# Stated problem
Return every line below in which "poste" appears.

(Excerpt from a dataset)

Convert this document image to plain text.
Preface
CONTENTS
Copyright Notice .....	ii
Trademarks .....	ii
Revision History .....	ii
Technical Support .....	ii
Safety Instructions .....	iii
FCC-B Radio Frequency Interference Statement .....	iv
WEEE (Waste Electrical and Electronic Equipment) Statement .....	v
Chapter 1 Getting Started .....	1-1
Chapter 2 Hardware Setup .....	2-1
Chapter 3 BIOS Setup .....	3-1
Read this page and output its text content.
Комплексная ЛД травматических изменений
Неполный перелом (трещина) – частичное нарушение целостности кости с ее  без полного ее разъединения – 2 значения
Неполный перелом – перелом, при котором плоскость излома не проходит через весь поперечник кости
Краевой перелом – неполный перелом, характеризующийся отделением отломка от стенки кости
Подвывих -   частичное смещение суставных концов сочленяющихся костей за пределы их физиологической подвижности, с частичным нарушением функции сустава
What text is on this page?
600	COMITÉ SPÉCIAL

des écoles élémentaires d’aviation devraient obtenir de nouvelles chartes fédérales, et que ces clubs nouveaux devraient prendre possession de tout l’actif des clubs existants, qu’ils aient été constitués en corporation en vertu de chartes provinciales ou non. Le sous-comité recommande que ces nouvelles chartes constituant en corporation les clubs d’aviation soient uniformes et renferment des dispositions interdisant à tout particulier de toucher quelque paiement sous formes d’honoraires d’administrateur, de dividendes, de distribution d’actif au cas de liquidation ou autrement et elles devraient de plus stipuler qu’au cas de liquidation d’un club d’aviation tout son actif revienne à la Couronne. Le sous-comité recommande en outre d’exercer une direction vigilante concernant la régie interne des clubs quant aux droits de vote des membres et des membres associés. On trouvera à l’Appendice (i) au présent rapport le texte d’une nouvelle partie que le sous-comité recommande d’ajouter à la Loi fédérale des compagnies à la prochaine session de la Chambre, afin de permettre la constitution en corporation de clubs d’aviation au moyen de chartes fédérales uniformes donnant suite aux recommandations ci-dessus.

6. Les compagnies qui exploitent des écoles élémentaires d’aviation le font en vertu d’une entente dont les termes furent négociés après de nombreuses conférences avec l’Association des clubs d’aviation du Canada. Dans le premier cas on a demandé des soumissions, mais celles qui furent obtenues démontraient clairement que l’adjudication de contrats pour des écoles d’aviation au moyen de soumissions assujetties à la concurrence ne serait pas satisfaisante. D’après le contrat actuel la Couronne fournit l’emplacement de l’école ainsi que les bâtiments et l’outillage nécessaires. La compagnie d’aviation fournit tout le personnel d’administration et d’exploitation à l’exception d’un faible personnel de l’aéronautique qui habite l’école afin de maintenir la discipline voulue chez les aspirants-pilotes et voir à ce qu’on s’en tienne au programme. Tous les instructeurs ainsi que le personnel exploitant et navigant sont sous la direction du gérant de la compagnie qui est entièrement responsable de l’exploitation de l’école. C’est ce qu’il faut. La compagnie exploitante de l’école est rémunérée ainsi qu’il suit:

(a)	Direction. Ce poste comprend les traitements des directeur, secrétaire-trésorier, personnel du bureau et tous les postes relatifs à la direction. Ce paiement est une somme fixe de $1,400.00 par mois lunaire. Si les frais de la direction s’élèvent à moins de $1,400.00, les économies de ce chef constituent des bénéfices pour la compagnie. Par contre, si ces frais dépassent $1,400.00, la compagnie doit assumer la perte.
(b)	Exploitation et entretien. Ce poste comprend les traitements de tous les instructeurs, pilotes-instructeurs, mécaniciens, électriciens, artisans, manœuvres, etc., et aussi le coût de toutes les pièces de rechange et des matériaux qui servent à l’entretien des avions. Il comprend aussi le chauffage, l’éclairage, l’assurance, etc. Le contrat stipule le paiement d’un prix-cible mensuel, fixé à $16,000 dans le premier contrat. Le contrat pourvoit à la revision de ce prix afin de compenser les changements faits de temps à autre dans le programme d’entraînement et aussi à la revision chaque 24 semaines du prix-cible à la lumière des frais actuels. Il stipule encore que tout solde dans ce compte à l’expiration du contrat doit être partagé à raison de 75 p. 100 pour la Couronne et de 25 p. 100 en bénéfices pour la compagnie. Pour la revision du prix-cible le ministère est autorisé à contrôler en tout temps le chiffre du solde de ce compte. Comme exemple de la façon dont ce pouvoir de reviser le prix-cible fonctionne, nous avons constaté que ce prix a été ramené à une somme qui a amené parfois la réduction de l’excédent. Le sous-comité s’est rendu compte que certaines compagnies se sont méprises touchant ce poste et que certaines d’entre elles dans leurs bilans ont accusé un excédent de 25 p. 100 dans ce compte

# Finished answer
(a)	Direction. Ce poste comprend les traitements des directeur, secrétaire-trésorier, personnel du bureau et tous les postes relatifs à la direction. Ce paiement est une somme fixe de $1,400.00 par mois lunaire. Si les frais de la direction s’élèvent à moins de $1,400.00, les économies de ce chef constituent des bénéfices pour la compagnie. Par contre, si ces frais dépassent $1,400.00, la compagnie doit assumer la perte.
(b)	Exploitation et entretien. Ce poste comprend les traitements de tous les instructeurs, pilotes-instructeurs, mécaniciens, électriciens, artisans, manœuvres, etc., et aussi le coût de toutes les pièces de rechange et des matériaux qui servent à l’entretien des avions. Il comprend aussi le chauffage, l’éclairage, l’assurance, etc. Le contrat stipule le paiement d’un prix-cible mensuel, fixé à $16,000 dans le premier contrat. Le contrat pourvoit à la revision de ce prix afin de compenser les changements faits de temps à autre dans le programme d’entraînement et aussi à la revision chaque 24 semaines du prix-cible à la lumière des frais actuels. Il stipule encore que tout solde dans ce compte à l’expiration du contrat doit être partagé à raison de 75 p. 100 pour la Couronne et de 25 p. 100 en bénéfices pour la compagnie. Pour la revision du prix-cible le ministère est autorisé à contrôler en tout temps le chiffre du solde de ce compte. Comme exemple de la façon dont ce pouvoir de reviser le prix-cible fonctionne, nous avons constaté que ce prix a été ramené à une somme qui a amené parfois la réduction de l’excédent. Le sous-comité s’est rendu compte que certaines compagnies se sont méprises touchant ce poste et que certaines d’entre elles dans leurs bilans ont accusé un excédent de 25 p. 100 dans ce compte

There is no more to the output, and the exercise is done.